WRITTEN EXERCISE: Set all the material down again unchanged, without the pictures.

Data entries:
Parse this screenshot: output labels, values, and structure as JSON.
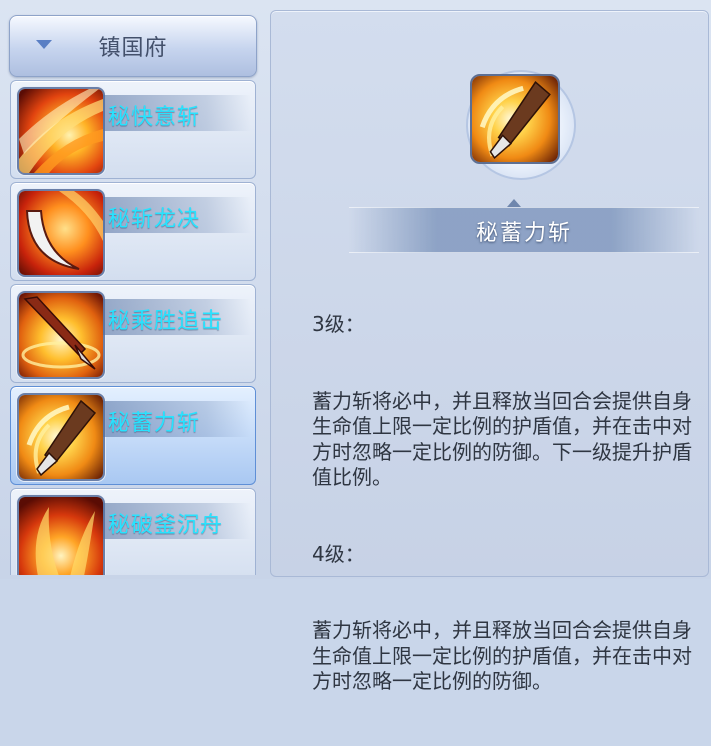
{
  "category": {
    "label": "镇国府"
  },
  "skills": [
    {
      "name": "秘快意斩",
      "icon": "fire-slash-icon"
    },
    {
      "name": "秘斩龙决",
      "icon": "crescent-blade-icon"
    },
    {
      "name": "秘乘胜追击",
      "icon": "flaming-spear-icon"
    },
    {
      "name": "秘蓄力斩",
      "icon": "charged-sword-icon",
      "selected": true
    },
    {
      "name": "秘破釜沉舟",
      "icon": "fire-burst-icon"
    }
  ],
  "detail": {
    "title": "秘蓄力斩",
    "icon": "charged-sword-icon",
    "entries": [
      {
        "level": "3级：",
        "text": "蓄力斩将必中，并且释放当回合会提供自身生命值上限一定比例的护盾值，并在击中对方时忽略一定比例的防御。下一级提升护盾值比例。"
      },
      {
        "level": "4级：",
        "text": "蓄力斩将必中，并且释放当回合会提供自身生命值上限一定比例的护盾值，并在击中对方时忽略一定比例的防御。"
      }
    ]
  },
  "colors": {
    "skill_name": "#27e3ff",
    "selected_bg": "#a9c8f2",
    "fire_orange": "#ff8a1a",
    "fire_red": "#c21a0a"
  }
}
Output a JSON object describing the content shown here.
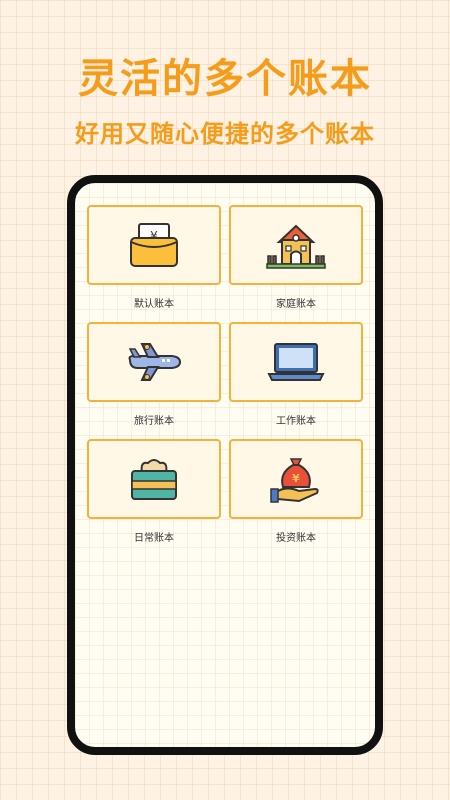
{
  "headline": "灵活的多个账本",
  "subline": "好用又随心便捷的多个账本",
  "books": [
    {
      "label": "默认账本",
      "icon": "wallet-icon"
    },
    {
      "label": "家庭账本",
      "icon": "house-icon"
    },
    {
      "label": "旅行账本",
      "icon": "airplane-icon"
    },
    {
      "label": "工作账本",
      "icon": "laptop-icon"
    },
    {
      "label": "日常账本",
      "icon": "tissue-box-icon"
    },
    {
      "label": "投资账本",
      "icon": "money-bag-hand-icon"
    }
  ],
  "wallet_symbol": "¥",
  "bag_symbol": "¥",
  "colors": {
    "accent": "#f59c1a",
    "card_border": "#f4b23d",
    "card_bg": "#fff8e6",
    "page_bg": "#fdf2e3"
  }
}
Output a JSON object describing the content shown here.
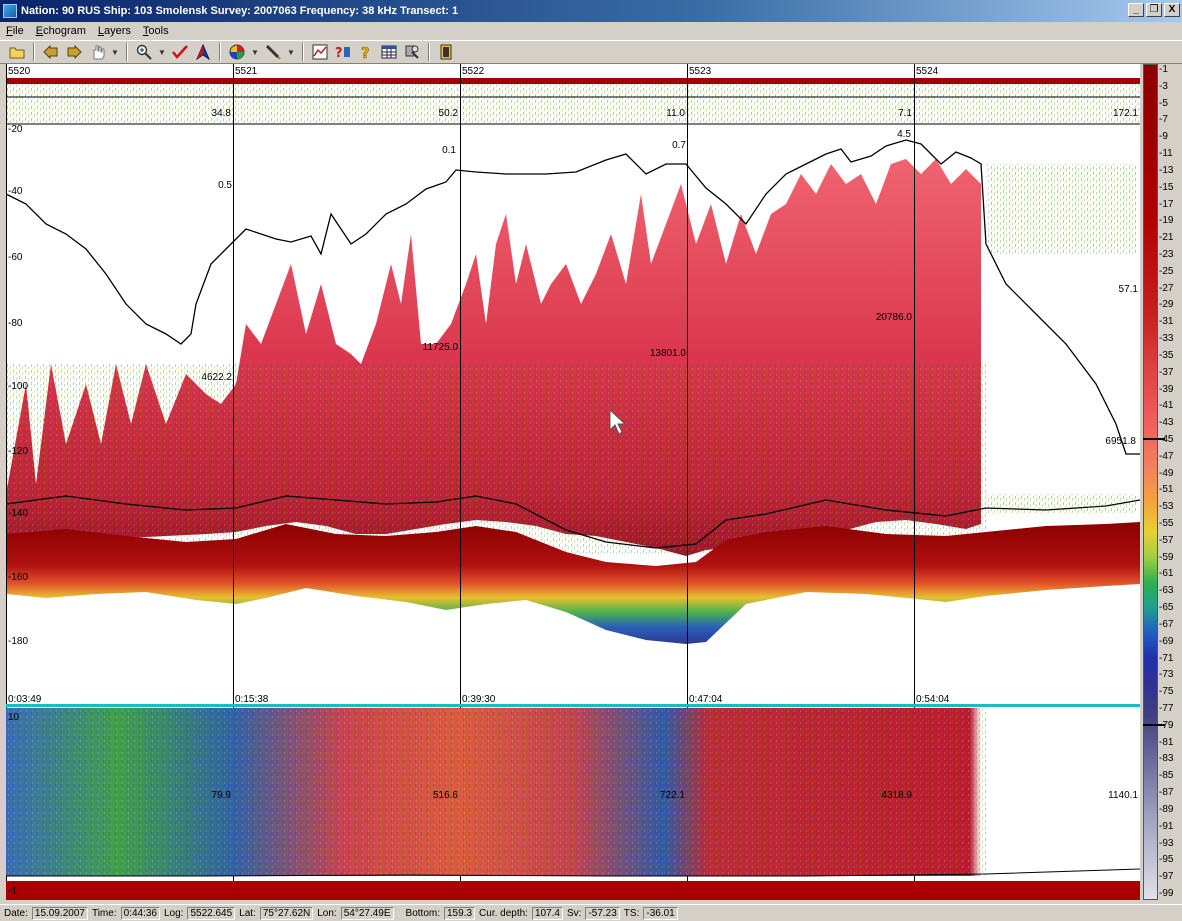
{
  "window": {
    "title": "Nation: 90 RUS  Ship: 103 Smolensk  Survey: 2007063  Frequency: 38 kHz  Transect: 1",
    "minimize": "_",
    "restore": "❐",
    "close": "X"
  },
  "menu": {
    "file": {
      "ul": "F",
      "rest": "ile"
    },
    "echogram": {
      "ul": "E",
      "rest": "chogram"
    },
    "layers": {
      "ul": "L",
      "rest": "ayers"
    },
    "tools": {
      "ul": "T",
      "rest": "ools"
    }
  },
  "toolbar": {
    "icons": [
      "open-folder-icon",
      "prev-icon",
      "next-icon",
      "hand-icon",
      "zoom-icon",
      "check-icon",
      "navigate-icon",
      "palette-icon",
      "pen-icon",
      "chart-icon",
      "help-context-icon",
      "help-icon",
      "table-icon",
      "settings-icon",
      "exit-icon"
    ]
  },
  "echogram": {
    "distance_marks": [
      "5520",
      "5521",
      "5522",
      "5523",
      "5524"
    ],
    "depth_labels": [
      "-20",
      "-40",
      "-60",
      "-80",
      "-100",
      "-120",
      "-140",
      "-160",
      "-180"
    ],
    "time_marks": [
      "0:03:49",
      "0:15:38",
      "0:39:30",
      "0:47:04",
      "0:54:04"
    ],
    "upper_values": [
      "34.8",
      "50.2",
      "11.0",
      "7.1",
      "172.1"
    ],
    "school_values": [
      "0.1",
      "0.5",
      "0.7",
      "4.5",
      "4622.2",
      "11725.0",
      "13801.0",
      "20786.0",
      "57.1",
      "6951.8"
    ],
    "lower_values": [
      "79.9",
      "516.6",
      "722.1",
      "4318.9",
      "1140.1"
    ],
    "lower_top_label": "10",
    "lower_bottom_label": "-1"
  },
  "palette": {
    "labels": [
      "-1",
      "-3",
      "-5",
      "-7",
      "-9",
      "-11",
      "-13",
      "-15",
      "-17",
      "-19",
      "-21",
      "-23",
      "-25",
      "-27",
      "-29",
      "-31",
      "-33",
      "-35",
      "-37",
      "-39",
      "-41",
      "-43",
      "-45",
      "-47",
      "-49",
      "-51",
      "-53",
      "-55",
      "-57",
      "-59",
      "-61",
      "-63",
      "-65",
      "-67",
      "-69",
      "-71",
      "-73",
      "-75",
      "-77",
      "-79",
      "-81",
      "-83",
      "-85",
      "-87",
      "-89",
      "-91",
      "-93",
      "-95",
      "-97",
      "-99"
    ],
    "threshold_upper": -45,
    "threshold_lower": -79
  },
  "status": {
    "date_label": "Date:",
    "date": "15.09.2007",
    "time_label": "Time:",
    "time": "0:44:36",
    "log_label": "Log:",
    "log": "5522.645",
    "lat_label": "Lat:",
    "lat": "75°27.62N",
    "lon_label": "Lon:",
    "lon": "54°27.49E",
    "bottom_label": "Bottom:",
    "bottom": "159.3",
    "depth_label": "Cur. depth:",
    "depth": "107.4",
    "sv_label": "Sv:",
    "sv": "-57.23",
    "ts_label": "TS:",
    "ts": "-36.01"
  },
  "colors": {
    "seabed": "#8b0000",
    "fish_red": "#d8324a",
    "fish_green": "#3aa84a",
    "fish_blue": "#2a4fb0",
    "title_start": "#0a246a",
    "title_end": "#a6caf0",
    "threshold_line": "#17bcc4"
  }
}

RESPONSE TO THIS EXERCISE:
Parse this screenshot: output labels, values, and structure as JSON.
{
  "category": {
    "label": "镇国府"
  },
  "skills": [
    {
      "name": "秘快意斩",
      "icon": "fire-slash-icon"
    },
    {
      "name": "秘斩龙决",
      "icon": "crescent-blade-icon"
    },
    {
      "name": "秘乘胜追击",
      "icon": "flaming-spear-icon"
    },
    {
      "name": "秘蓄力斩",
      "icon": "charged-sword-icon",
      "selected": true
    },
    {
      "name": "秘破釜沉舟",
      "icon": "fire-burst-icon"
    }
  ],
  "detail": {
    "title": "秘蓄力斩",
    "icon": "charged-sword-icon",
    "entries": [
      {
        "level": "3级：",
        "text": "蓄力斩将必中，并且释放当回合会提供自身生命值上限一定比例的护盾值，并在击中对方时忽略一定比例的防御。下一级提升护盾值比例。"
      },
      {
        "level": "4级：",
        "text": "蓄力斩将必中，并且释放当回合会提供自身生命值上限一定比例的护盾值，并在击中对方时忽略一定比例的防御。"
      }
    ]
  },
  "colors": {
    "skill_name": "#27e3ff",
    "selected_bg": "#a9c8f2",
    "fire_orange": "#ff8a1a",
    "fire_red": "#c21a0a"
  }
}
Output a JSON object describing the content shown here.
{
  "headline": "灵活的多个账本",
  "subline": "好用又随心便捷的多个账本",
  "books": [
    {
      "label": "默认账本",
      "icon": "wallet-icon"
    },
    {
      "label": "家庭账本",
      "icon": "house-icon"
    },
    {
      "label": "旅行账本",
      "icon": "airplane-icon"
    },
    {
      "label": "工作账本",
      "icon": "laptop-icon"
    },
    {
      "label": "日常账本",
      "icon": "tissue-box-icon"
    },
    {
      "label": "投资账本",
      "icon": "money-bag-hand-icon"
    }
  ],
  "wallet_symbol": "¥",
  "bag_symbol": "¥",
  "colors": {
    "accent": "#f59c1a",
    "card_border": "#f4b23d",
    "card_bg": "#fff8e6",
    "page_bg": "#fdf2e3"
  }
}
Output a JSON object describing the content shown here.
{
  "window": {
    "title": "Nation: 90 RUS  Ship: 103 Smolensk  Survey: 2007063  Frequency: 38 kHz  Transect: 1",
    "minimize": "_",
    "restore": "❐",
    "close": "X"
  },
  "menu": {
    "file": {
      "ul": "F",
      "rest": "ile"
    },
    "echogram": {
      "ul": "E",
      "rest": "chogram"
    },
    "layers": {
      "ul": "L",
      "rest": "ayers"
    },
    "tools": {
      "ul": "T",
      "rest": "ools"
    }
  },
  "toolbar": {
    "icons": [
      "open-folder-icon",
      "prev-icon",
      "next-icon",
      "hand-icon",
      "zoom-icon",
      "check-icon",
      "navigate-icon",
      "palette-icon",
      "pen-icon",
      "chart-icon",
      "help-context-icon",
      "help-icon",
      "table-icon",
      "settings-icon",
      "exit-icon"
    ]
  },
  "echogram": {
    "distance_marks": [
      "5520",
      "5521",
      "5522",
      "5523",
      "5524"
    ],
    "depth_labels": [
      "-20",
      "-40",
      "-60",
      "-80",
      "-100",
      "-120",
      "-140",
      "-160",
      "-180"
    ],
    "time_marks": [
      "0:03:49",
      "0:15:38",
      "0:39:30",
      "0:47:04",
      "0:54:04"
    ],
    "upper_values": [
      "34.8",
      "50.2",
      "11.0",
      "7.1",
      "172.1"
    ],
    "school_values": [
      "0.1",
      "0.5",
      "0.7",
      "4.5",
      "4622.2",
      "11725.0",
      "13801.0",
      "20786.0",
      "57.1",
      "6951.8"
    ],
    "lower_values": [
      "79.9",
      "516.6",
      "722.1",
      "4318.9",
      "1140.1"
    ],
    "lower_top_label": "10",
    "lower_bottom_label": "-1"
  },
  "palette": {
    "labels": [
      "-1",
      "-3",
      "-5",
      "-7",
      "-9",
      "-11",
      "-13",
      "-15",
      "-17",
      "-19",
      "-21",
      "-23",
      "-25",
      "-27",
      "-29",
      "-31",
      "-33",
      "-35",
      "-37",
      "-39",
      "-41",
      "-43",
      "-45",
      "-47",
      "-49",
      "-51",
      "-53",
      "-55",
      "-57",
      "-59",
      "-61",
      "-63",
      "-65",
      "-67",
      "-69",
      "-71",
      "-73",
      "-75",
      "-77",
      "-79",
      "-81",
      "-83",
      "-85",
      "-87",
      "-89",
      "-91",
      "-93",
      "-95",
      "-97",
      "-99"
    ],
    "threshold_upper": -45,
    "threshold_lower": -79
  },
  "status": {
    "date_label": "Date:",
    "date": "15.09.2007",
    "time_label": "Time:",
    "time": "0:44:36",
    "log_label": "Log:",
    "log": "5522.645",
    "lat_label": "Lat:",
    "lat": "75°27.62N",
    "lon_label": "Lon:",
    "lon": "54°27.49E",
    "bottom_label": "Bottom:",
    "bottom": "159.3",
    "depth_label": "Cur. depth:",
    "depth": "107.4",
    "sv_label": "Sv:",
    "sv": "-57.23",
    "ts_label": "TS:",
    "ts": "-36.01"
  },
  "colors": {
    "seabed": "#8b0000",
    "fish_red": "#d8324a",
    "fish_green": "#3aa84a",
    "fish_blue": "#2a4fb0",
    "title_start": "#0a246a",
    "title_end": "#a6caf0",
    "threshold_line": "#17bcc4"
  }
}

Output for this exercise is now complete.